---- DATASET ROWS
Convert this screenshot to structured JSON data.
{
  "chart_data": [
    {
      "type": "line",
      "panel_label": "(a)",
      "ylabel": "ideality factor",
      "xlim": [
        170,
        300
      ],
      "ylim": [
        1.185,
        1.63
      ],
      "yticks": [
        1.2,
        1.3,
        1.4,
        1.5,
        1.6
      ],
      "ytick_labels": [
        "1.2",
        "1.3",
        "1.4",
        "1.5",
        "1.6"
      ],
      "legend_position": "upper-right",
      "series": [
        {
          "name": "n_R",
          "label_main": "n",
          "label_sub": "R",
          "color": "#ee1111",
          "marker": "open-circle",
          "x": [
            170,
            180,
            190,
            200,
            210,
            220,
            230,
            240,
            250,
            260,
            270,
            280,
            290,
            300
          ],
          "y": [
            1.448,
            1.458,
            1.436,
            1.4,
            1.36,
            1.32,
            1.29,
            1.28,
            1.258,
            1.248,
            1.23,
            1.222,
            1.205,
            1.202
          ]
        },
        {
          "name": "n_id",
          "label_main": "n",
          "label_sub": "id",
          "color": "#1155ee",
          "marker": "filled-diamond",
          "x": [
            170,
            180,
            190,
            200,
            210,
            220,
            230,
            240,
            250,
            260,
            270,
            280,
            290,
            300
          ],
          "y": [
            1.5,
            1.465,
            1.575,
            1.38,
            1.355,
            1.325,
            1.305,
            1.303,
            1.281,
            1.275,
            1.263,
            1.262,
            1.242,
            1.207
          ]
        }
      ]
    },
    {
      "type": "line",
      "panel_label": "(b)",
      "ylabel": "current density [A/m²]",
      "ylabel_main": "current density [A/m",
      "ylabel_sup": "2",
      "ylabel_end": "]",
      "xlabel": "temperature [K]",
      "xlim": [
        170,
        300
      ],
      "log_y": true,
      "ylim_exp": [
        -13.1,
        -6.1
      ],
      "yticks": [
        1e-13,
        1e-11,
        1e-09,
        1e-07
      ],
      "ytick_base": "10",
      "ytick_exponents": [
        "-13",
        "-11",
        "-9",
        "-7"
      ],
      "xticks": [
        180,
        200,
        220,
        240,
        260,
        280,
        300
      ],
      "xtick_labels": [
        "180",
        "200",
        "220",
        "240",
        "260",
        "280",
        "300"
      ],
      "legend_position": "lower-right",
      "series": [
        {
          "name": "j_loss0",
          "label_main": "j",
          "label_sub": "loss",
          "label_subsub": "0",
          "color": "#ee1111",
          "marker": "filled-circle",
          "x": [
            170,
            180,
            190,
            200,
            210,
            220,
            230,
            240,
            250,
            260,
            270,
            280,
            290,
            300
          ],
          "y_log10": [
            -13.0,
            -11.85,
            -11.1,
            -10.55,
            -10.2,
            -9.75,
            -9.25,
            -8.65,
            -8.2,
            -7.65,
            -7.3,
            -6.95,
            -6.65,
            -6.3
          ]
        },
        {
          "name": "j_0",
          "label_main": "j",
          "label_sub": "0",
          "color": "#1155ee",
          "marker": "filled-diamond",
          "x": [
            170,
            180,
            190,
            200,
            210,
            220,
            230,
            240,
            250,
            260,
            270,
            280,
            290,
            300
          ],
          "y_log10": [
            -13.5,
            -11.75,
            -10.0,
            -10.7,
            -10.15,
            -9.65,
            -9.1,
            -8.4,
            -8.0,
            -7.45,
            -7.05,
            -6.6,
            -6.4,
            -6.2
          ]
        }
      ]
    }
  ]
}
--------
**INSTRUCTIONS TO FOLLOW:** From the records above, extract everything verbatim.

**FULL SOLUTION:**
Convert this screenshot to structured JSON data.
{
  "chart_data": [
    {
      "type": "line",
      "panel_label": "(a)",
      "ylabel": "ideality factor",
      "xlim": [
        170,
        300
      ],
      "ylim": [
        1.185,
        1.63
      ],
      "yticks": [
        1.2,
        1.3,
        1.4,
        1.5,
        1.6
      ],
      "ytick_labels": [
        "1.2",
        "1.3",
        "1.4",
        "1.5",
        "1.6"
      ],
      "legend_position": "upper-right",
      "series": [
        {
          "name": "n_R",
          "label_main": "n",
          "label_sub": "R",
          "color": "#ee1111",
          "marker": "open-circle",
          "x": [
            170,
            180,
            190,
            200,
            210,
            220,
            230,
            240,
            250,
            260,
            270,
            280,
            290,
            300
          ],
          "y": [
            1.448,
            1.458,
            1.436,
            1.4,
            1.36,
            1.32,
            1.29,
            1.28,
            1.258,
            1.248,
            1.23,
            1.222,
            1.205,
            1.202
          ]
        },
        {
          "name": "n_id",
          "label_main": "n",
          "label_sub": "id",
          "color": "#1155ee",
          "marker": "filled-diamond",
          "x": [
            170,
            180,
            190,
            200,
            210,
            220,
            230,
            240,
            250,
            260,
            270,
            280,
            290,
            300
          ],
          "y": [
            1.5,
            1.465,
            1.575,
            1.38,
            1.355,
            1.325,
            1.305,
            1.303,
            1.281,
            1.275,
            1.263,
            1.262,
            1.242,
            1.207
          ]
        }
      ]
    },
    {
      "type": "line",
      "panel_label": "(b)",
      "ylabel": "current density [A/m²]",
      "ylabel_main": "current density [A/m",
      "ylabel_sup": "2",
      "ylabel_end": "]",
      "xlabel": "temperature [K]",
      "xlim": [
        170,
        300
      ],
      "log_y": true,
      "ylim_exp": [
        -13.1,
        -6.1
      ],
      "yticks": [
        1e-13,
        1e-11,
        1e-09,
        1e-07
      ],
      "ytick_base": "10",
      "ytick_exponents": [
        "-13",
        "-11",
        "-9",
        "-7"
      ],
      "xticks": [
        180,
        200,
        220,
        240,
        260,
        280,
        300
      ],
      "xtick_labels": [
        "180",
        "200",
        "220",
        "240",
        "260",
        "280",
        "300"
      ],
      "legend_position": "lower-right",
      "series": [
        {
          "name": "j_loss0",
          "label_main": "j",
          "label_sub": "loss",
          "label_subsub": "0",
          "color": "#ee1111",
          "marker": "filled-circle",
          "x": [
            170,
            180,
            190,
            200,
            210,
            220,
            230,
            240,
            250,
            260,
            270,
            280,
            290,
            300
          ],
          "y_log10": [
            -13.0,
            -11.85,
            -11.1,
            -10.55,
            -10.2,
            -9.75,
            -9.25,
            -8.65,
            -8.2,
            -7.65,
            -7.3,
            -6.95,
            -6.65,
            -6.3
          ]
        },
        {
          "name": "j_0",
          "label_main": "j",
          "label_sub": "0",
          "color": "#1155ee",
          "marker": "filled-diamond",
          "x": [
            170,
            180,
            190,
            200,
            210,
            220,
            230,
            240,
            250,
            260,
            270,
            280,
            290,
            300
          ],
          "y_log10": [
            -13.5,
            -11.75,
            -10.0,
            -10.7,
            -10.15,
            -9.65,
            -9.1,
            -8.4,
            -8.0,
            -7.45,
            -7.05,
            -6.6,
            -6.4,
            -6.2
          ]
        }
      ]
    }
  ]
}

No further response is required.